Stored data
────

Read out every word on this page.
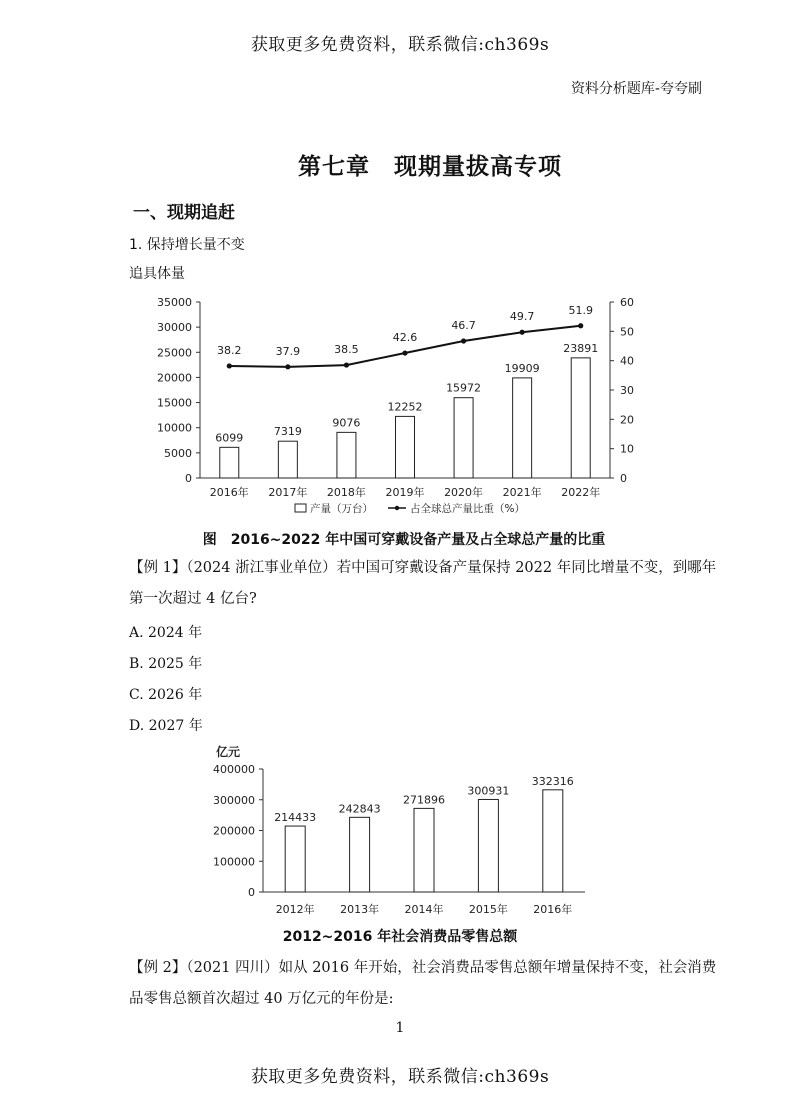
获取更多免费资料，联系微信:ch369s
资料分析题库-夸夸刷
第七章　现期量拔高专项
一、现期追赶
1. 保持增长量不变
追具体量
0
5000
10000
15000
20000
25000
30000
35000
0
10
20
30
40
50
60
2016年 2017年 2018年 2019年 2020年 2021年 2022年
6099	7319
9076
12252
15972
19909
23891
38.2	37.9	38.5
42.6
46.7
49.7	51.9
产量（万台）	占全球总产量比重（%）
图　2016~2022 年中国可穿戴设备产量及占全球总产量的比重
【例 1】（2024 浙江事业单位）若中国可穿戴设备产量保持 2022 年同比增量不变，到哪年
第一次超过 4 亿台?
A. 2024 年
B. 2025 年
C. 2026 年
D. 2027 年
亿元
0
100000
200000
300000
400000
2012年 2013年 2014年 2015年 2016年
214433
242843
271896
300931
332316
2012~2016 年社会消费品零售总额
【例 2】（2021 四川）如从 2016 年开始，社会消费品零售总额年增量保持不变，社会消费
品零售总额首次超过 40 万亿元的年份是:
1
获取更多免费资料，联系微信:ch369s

────

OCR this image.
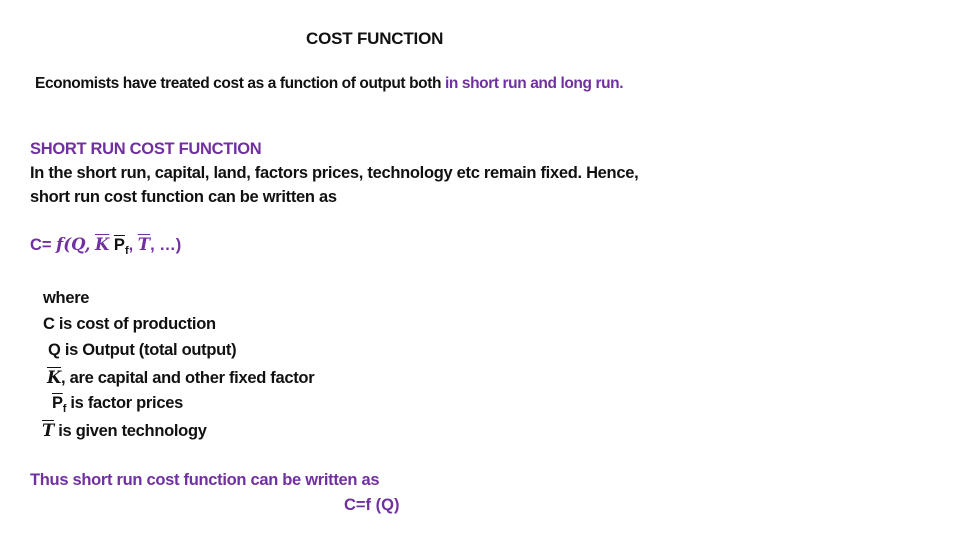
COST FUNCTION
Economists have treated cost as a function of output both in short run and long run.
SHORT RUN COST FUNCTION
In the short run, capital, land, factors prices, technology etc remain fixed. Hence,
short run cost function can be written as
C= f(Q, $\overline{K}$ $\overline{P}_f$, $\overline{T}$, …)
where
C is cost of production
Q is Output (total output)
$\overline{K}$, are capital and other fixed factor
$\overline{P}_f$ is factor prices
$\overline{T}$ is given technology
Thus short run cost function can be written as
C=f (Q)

────

Task details
Search the entries for the word "this", then list each line that holds it.

Response below
Read out every word on this page.
OCR this image.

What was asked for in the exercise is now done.